- WHAT IS REQUIRED
Restate the listing that follows word for word, without its pictures.

(Dataset items)
** Begin **

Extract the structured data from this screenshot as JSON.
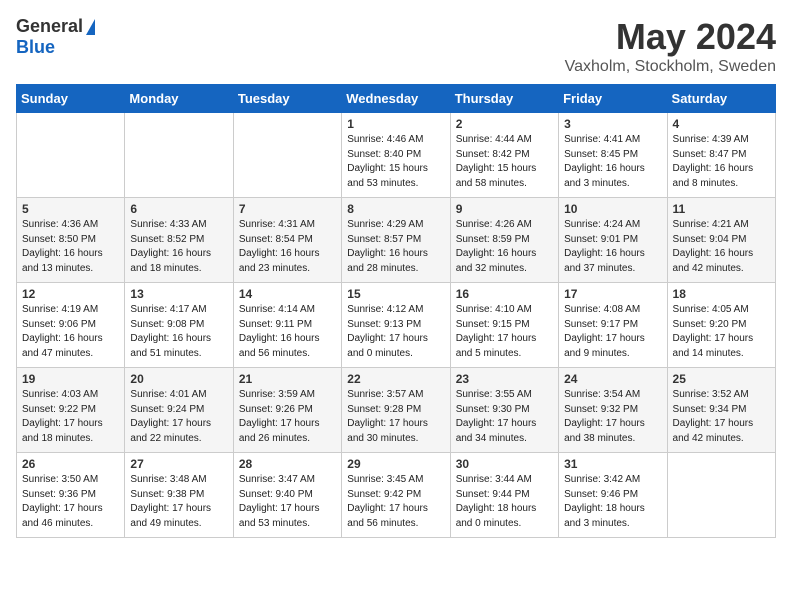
{
  "header": {
    "logo_general": "General",
    "logo_blue": "Blue",
    "month": "May 2024",
    "location": "Vaxholm, Stockholm, Sweden"
  },
  "weekdays": [
    "Sunday",
    "Monday",
    "Tuesday",
    "Wednesday",
    "Thursday",
    "Friday",
    "Saturday"
  ],
  "weeks": [
    [
      {
        "day": "",
        "info": ""
      },
      {
        "day": "",
        "info": ""
      },
      {
        "day": "",
        "info": ""
      },
      {
        "day": "1",
        "info": "Sunrise: 4:46 AM\nSunset: 8:40 PM\nDaylight: 15 hours\nand 53 minutes."
      },
      {
        "day": "2",
        "info": "Sunrise: 4:44 AM\nSunset: 8:42 PM\nDaylight: 15 hours\nand 58 minutes."
      },
      {
        "day": "3",
        "info": "Sunrise: 4:41 AM\nSunset: 8:45 PM\nDaylight: 16 hours\nand 3 minutes."
      },
      {
        "day": "4",
        "info": "Sunrise: 4:39 AM\nSunset: 8:47 PM\nDaylight: 16 hours\nand 8 minutes."
      }
    ],
    [
      {
        "day": "5",
        "info": "Sunrise: 4:36 AM\nSunset: 8:50 PM\nDaylight: 16 hours\nand 13 minutes."
      },
      {
        "day": "6",
        "info": "Sunrise: 4:33 AM\nSunset: 8:52 PM\nDaylight: 16 hours\nand 18 minutes."
      },
      {
        "day": "7",
        "info": "Sunrise: 4:31 AM\nSunset: 8:54 PM\nDaylight: 16 hours\nand 23 minutes."
      },
      {
        "day": "8",
        "info": "Sunrise: 4:29 AM\nSunset: 8:57 PM\nDaylight: 16 hours\nand 28 minutes."
      },
      {
        "day": "9",
        "info": "Sunrise: 4:26 AM\nSunset: 8:59 PM\nDaylight: 16 hours\nand 32 minutes."
      },
      {
        "day": "10",
        "info": "Sunrise: 4:24 AM\nSunset: 9:01 PM\nDaylight: 16 hours\nand 37 minutes."
      },
      {
        "day": "11",
        "info": "Sunrise: 4:21 AM\nSunset: 9:04 PM\nDaylight: 16 hours\nand 42 minutes."
      }
    ],
    [
      {
        "day": "12",
        "info": "Sunrise: 4:19 AM\nSunset: 9:06 PM\nDaylight: 16 hours\nand 47 minutes."
      },
      {
        "day": "13",
        "info": "Sunrise: 4:17 AM\nSunset: 9:08 PM\nDaylight: 16 hours\nand 51 minutes."
      },
      {
        "day": "14",
        "info": "Sunrise: 4:14 AM\nSunset: 9:11 PM\nDaylight: 16 hours\nand 56 minutes."
      },
      {
        "day": "15",
        "info": "Sunrise: 4:12 AM\nSunset: 9:13 PM\nDaylight: 17 hours\nand 0 minutes."
      },
      {
        "day": "16",
        "info": "Sunrise: 4:10 AM\nSunset: 9:15 PM\nDaylight: 17 hours\nand 5 minutes."
      },
      {
        "day": "17",
        "info": "Sunrise: 4:08 AM\nSunset: 9:17 PM\nDaylight: 17 hours\nand 9 minutes."
      },
      {
        "day": "18",
        "info": "Sunrise: 4:05 AM\nSunset: 9:20 PM\nDaylight: 17 hours\nand 14 minutes."
      }
    ],
    [
      {
        "day": "19",
        "info": "Sunrise: 4:03 AM\nSunset: 9:22 PM\nDaylight: 17 hours\nand 18 minutes."
      },
      {
        "day": "20",
        "info": "Sunrise: 4:01 AM\nSunset: 9:24 PM\nDaylight: 17 hours\nand 22 minutes."
      },
      {
        "day": "21",
        "info": "Sunrise: 3:59 AM\nSunset: 9:26 PM\nDaylight: 17 hours\nand 26 minutes."
      },
      {
        "day": "22",
        "info": "Sunrise: 3:57 AM\nSunset: 9:28 PM\nDaylight: 17 hours\nand 30 minutes."
      },
      {
        "day": "23",
        "info": "Sunrise: 3:55 AM\nSunset: 9:30 PM\nDaylight: 17 hours\nand 34 minutes."
      },
      {
        "day": "24",
        "info": "Sunrise: 3:54 AM\nSunset: 9:32 PM\nDaylight: 17 hours\nand 38 minutes."
      },
      {
        "day": "25",
        "info": "Sunrise: 3:52 AM\nSunset: 9:34 PM\nDaylight: 17 hours\nand 42 minutes."
      }
    ],
    [
      {
        "day": "26",
        "info": "Sunrise: 3:50 AM\nSunset: 9:36 PM\nDaylight: 17 hours\nand 46 minutes."
      },
      {
        "day": "27",
        "info": "Sunrise: 3:48 AM\nSunset: 9:38 PM\nDaylight: 17 hours\nand 49 minutes."
      },
      {
        "day": "28",
        "info": "Sunrise: 3:47 AM\nSunset: 9:40 PM\nDaylight: 17 hours\nand 53 minutes."
      },
      {
        "day": "29",
        "info": "Sunrise: 3:45 AM\nSunset: 9:42 PM\nDaylight: 17 hours\nand 56 minutes."
      },
      {
        "day": "30",
        "info": "Sunrise: 3:44 AM\nSunset: 9:44 PM\nDaylight: 18 hours\nand 0 minutes."
      },
      {
        "day": "31",
        "info": "Sunrise: 3:42 AM\nSunset: 9:46 PM\nDaylight: 18 hours\nand 3 minutes."
      },
      {
        "day": "",
        "info": ""
      }
    ]
  ]
}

** End **

- EXPECTED OUTPUT
Extract the structured data from this screenshot as JSON.
{
  "header": {
    "logo_general": "General",
    "logo_blue": "Blue",
    "month": "May 2024",
    "location": "Vaxholm, Stockholm, Sweden"
  },
  "weekdays": [
    "Sunday",
    "Monday",
    "Tuesday",
    "Wednesday",
    "Thursday",
    "Friday",
    "Saturday"
  ],
  "weeks": [
    [
      {
        "day": "",
        "info": ""
      },
      {
        "day": "",
        "info": ""
      },
      {
        "day": "",
        "info": ""
      },
      {
        "day": "1",
        "info": "Sunrise: 4:46 AM\nSunset: 8:40 PM\nDaylight: 15 hours\nand 53 minutes."
      },
      {
        "day": "2",
        "info": "Sunrise: 4:44 AM\nSunset: 8:42 PM\nDaylight: 15 hours\nand 58 minutes."
      },
      {
        "day": "3",
        "info": "Sunrise: 4:41 AM\nSunset: 8:45 PM\nDaylight: 16 hours\nand 3 minutes."
      },
      {
        "day": "4",
        "info": "Sunrise: 4:39 AM\nSunset: 8:47 PM\nDaylight: 16 hours\nand 8 minutes."
      }
    ],
    [
      {
        "day": "5",
        "info": "Sunrise: 4:36 AM\nSunset: 8:50 PM\nDaylight: 16 hours\nand 13 minutes."
      },
      {
        "day": "6",
        "info": "Sunrise: 4:33 AM\nSunset: 8:52 PM\nDaylight: 16 hours\nand 18 minutes."
      },
      {
        "day": "7",
        "info": "Sunrise: 4:31 AM\nSunset: 8:54 PM\nDaylight: 16 hours\nand 23 minutes."
      },
      {
        "day": "8",
        "info": "Sunrise: 4:29 AM\nSunset: 8:57 PM\nDaylight: 16 hours\nand 28 minutes."
      },
      {
        "day": "9",
        "info": "Sunrise: 4:26 AM\nSunset: 8:59 PM\nDaylight: 16 hours\nand 32 minutes."
      },
      {
        "day": "10",
        "info": "Sunrise: 4:24 AM\nSunset: 9:01 PM\nDaylight: 16 hours\nand 37 minutes."
      },
      {
        "day": "11",
        "info": "Sunrise: 4:21 AM\nSunset: 9:04 PM\nDaylight: 16 hours\nand 42 minutes."
      }
    ],
    [
      {
        "day": "12",
        "info": "Sunrise: 4:19 AM\nSunset: 9:06 PM\nDaylight: 16 hours\nand 47 minutes."
      },
      {
        "day": "13",
        "info": "Sunrise: 4:17 AM\nSunset: 9:08 PM\nDaylight: 16 hours\nand 51 minutes."
      },
      {
        "day": "14",
        "info": "Sunrise: 4:14 AM\nSunset: 9:11 PM\nDaylight: 16 hours\nand 56 minutes."
      },
      {
        "day": "15",
        "info": "Sunrise: 4:12 AM\nSunset: 9:13 PM\nDaylight: 17 hours\nand 0 minutes."
      },
      {
        "day": "16",
        "info": "Sunrise: 4:10 AM\nSunset: 9:15 PM\nDaylight: 17 hours\nand 5 minutes."
      },
      {
        "day": "17",
        "info": "Sunrise: 4:08 AM\nSunset: 9:17 PM\nDaylight: 17 hours\nand 9 minutes."
      },
      {
        "day": "18",
        "info": "Sunrise: 4:05 AM\nSunset: 9:20 PM\nDaylight: 17 hours\nand 14 minutes."
      }
    ],
    [
      {
        "day": "19",
        "info": "Sunrise: 4:03 AM\nSunset: 9:22 PM\nDaylight: 17 hours\nand 18 minutes."
      },
      {
        "day": "20",
        "info": "Sunrise: 4:01 AM\nSunset: 9:24 PM\nDaylight: 17 hours\nand 22 minutes."
      },
      {
        "day": "21",
        "info": "Sunrise: 3:59 AM\nSunset: 9:26 PM\nDaylight: 17 hours\nand 26 minutes."
      },
      {
        "day": "22",
        "info": "Sunrise: 3:57 AM\nSunset: 9:28 PM\nDaylight: 17 hours\nand 30 minutes."
      },
      {
        "day": "23",
        "info": "Sunrise: 3:55 AM\nSunset: 9:30 PM\nDaylight: 17 hours\nand 34 minutes."
      },
      {
        "day": "24",
        "info": "Sunrise: 3:54 AM\nSunset: 9:32 PM\nDaylight: 17 hours\nand 38 minutes."
      },
      {
        "day": "25",
        "info": "Sunrise: 3:52 AM\nSunset: 9:34 PM\nDaylight: 17 hours\nand 42 minutes."
      }
    ],
    [
      {
        "day": "26",
        "info": "Sunrise: 3:50 AM\nSunset: 9:36 PM\nDaylight: 17 hours\nand 46 minutes."
      },
      {
        "day": "27",
        "info": "Sunrise: 3:48 AM\nSunset: 9:38 PM\nDaylight: 17 hours\nand 49 minutes."
      },
      {
        "day": "28",
        "info": "Sunrise: 3:47 AM\nSunset: 9:40 PM\nDaylight: 17 hours\nand 53 minutes."
      },
      {
        "day": "29",
        "info": "Sunrise: 3:45 AM\nSunset: 9:42 PM\nDaylight: 17 hours\nand 56 minutes."
      },
      {
        "day": "30",
        "info": "Sunrise: 3:44 AM\nSunset: 9:44 PM\nDaylight: 18 hours\nand 0 minutes."
      },
      {
        "day": "31",
        "info": "Sunrise: 3:42 AM\nSunset: 9:46 PM\nDaylight: 18 hours\nand 3 minutes."
      },
      {
        "day": "",
        "info": ""
      }
    ]
  ]
}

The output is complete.